Data excerpts:
-- Begin --
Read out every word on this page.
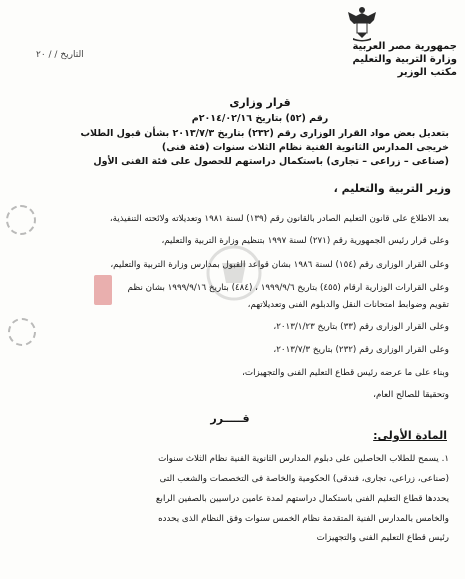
جمهورية مصر العربية
وزارة التربية والتعليم
مكتب الوزير
التاريخ / / ٢٠
قرار وزارى
رقم (٥٢) بتاريخ ٢٠١٤/٠٢/١٦م
بتعديل بعض مواد القرار الوزارى رقم (٢٣٢) بتاريخ ٢٠١٣/٧/٣ بشأن قبول الطلاب
خريجى المدارس الثانوية الفنية نظام الثلاث سنوات (فئة فنى)
(صناعى – زراعى – تجارى) باستكمال دراستهم للحصول على فئة الفنى الأول
وزير التربية والتعليم ،
بعد الاطلاع على قانون التعليم الصادر بالقانون رقم (١٣٩) لسنة ١٩٨١ وتعديلاته ولائحته التنفيذية،
وعلى قرار رئيس الجمهورية رقم (٢٧١) لسنة ١٩٩٧ بتنظيم وزارة التربية والتعليم،
وعلى القرار الوزارى رقم (١٥٤) لسنة ١٩٨٦ بشأن قواعد القبول بمدارس وزارة التربية والتعليم،
وعلى القرارات الوزارية أرقام (٤٥٥) بتاريخ ١٩٩٩/٩/٦ ، (٤٨٤) بتاريخ ١٩٩٩/٩/١٦ بشأن نظم
تقويم وضوابط امتحانات النقل والدبلوم الفنى وتعديلاتهم،
وعلى القرار الوزارى رقم (٣٣) بتاريخ ٢٠١٣/١/٢٣،
وعلى القرار الوزارى رقم (٢٣٢) بتاريخ ٢٠١٣/٧/٣،
وبناء على ما عرضه رئيس قطاع التعليم الفنى والتجهيزات،
وتحقيقاً للصالح العام،
قـــــرر
المادة الأولى:
١. يسمح للطلاب الحاصلين على دبلوم المدارس الثانوية الفنية نظام الثلاث سنوات
(صناعى، زراعى، تجارى، فندقى) الحكومية والخاصة فى التخصصات والشعب التى
يحددها قطاع التعليم الفنى باستكمال دراستهم لمدة عامين دراسيين بالصفين الرابع
والخامس بالمدارس الفنية المتقدمة نظام الخمس سنوات وفق النظام الذى يحدده
رئيس قطاع التعليم الفنى والتجهيزات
-- End --
* _REQUEST_: Images in the records should not be copied. Repeat all the rest exactly.

* _WRITTEN SOLUTION_:
Read out every word on this page.
جمهورية مصر العربية
وزارة التربية والتعليم
مكتب الوزير
التاريخ / / ٢٠
قرار وزارى
رقم (٥٢) بتاريخ ٢٠١٤/٠٢/١٦م
بتعديل بعض مواد القرار الوزارى رقم (٢٣٢) بتاريخ ٢٠١٣/٧/٣ بشأن قبول الطلاب
خريجى المدارس الثانوية الفنية نظام الثلاث سنوات (فئة فنى)
(صناعى – زراعى – تجارى) باستكمال دراستهم للحصول على فئة الفنى الأول
وزير التربية والتعليم ،
بعد الاطلاع على قانون التعليم الصادر بالقانون رقم (١٣٩) لسنة ١٩٨١ وتعديلاته ولائحته التنفيذية،
وعلى قرار رئيس الجمهورية رقم (٢٧١) لسنة ١٩٩٧ بتنظيم وزارة التربية والتعليم،
وعلى القرار الوزارى رقم (١٥٤) لسنة ١٩٨٦ بشأن قواعد القبول بمدارس وزارة التربية والتعليم،
وعلى القرارات الوزارية أرقام (٤٥٥) بتاريخ ١٩٩٩/٩/٦ ، (٤٨٤) بتاريخ ١٩٩٩/٩/١٦ بشأن نظم
تقويم وضوابط امتحانات النقل والدبلوم الفنى وتعديلاتهم،
وعلى القرار الوزارى رقم (٣٣) بتاريخ ٢٠١٣/١/٢٣،
وعلى القرار الوزارى رقم (٢٣٢) بتاريخ ٢٠١٣/٧/٣،
وبناء على ما عرضه رئيس قطاع التعليم الفنى والتجهيزات،
وتحقيقاً للصالح العام،
قـــــرر
المادة الأولى:
١. يسمح للطلاب الحاصلين على دبلوم المدارس الثانوية الفنية نظام الثلاث سنوات
(صناعى، زراعى، تجارى، فندقى) الحكومية والخاصة فى التخصصات والشعب التى
يحددها قطاع التعليم الفنى باستكمال دراستهم لمدة عامين دراسيين بالصفين الرابع
والخامس بالمدارس الفنية المتقدمة نظام الخمس سنوات وفق النظام الذى يحدده
رئيس قطاع التعليم الفنى والتجهيزات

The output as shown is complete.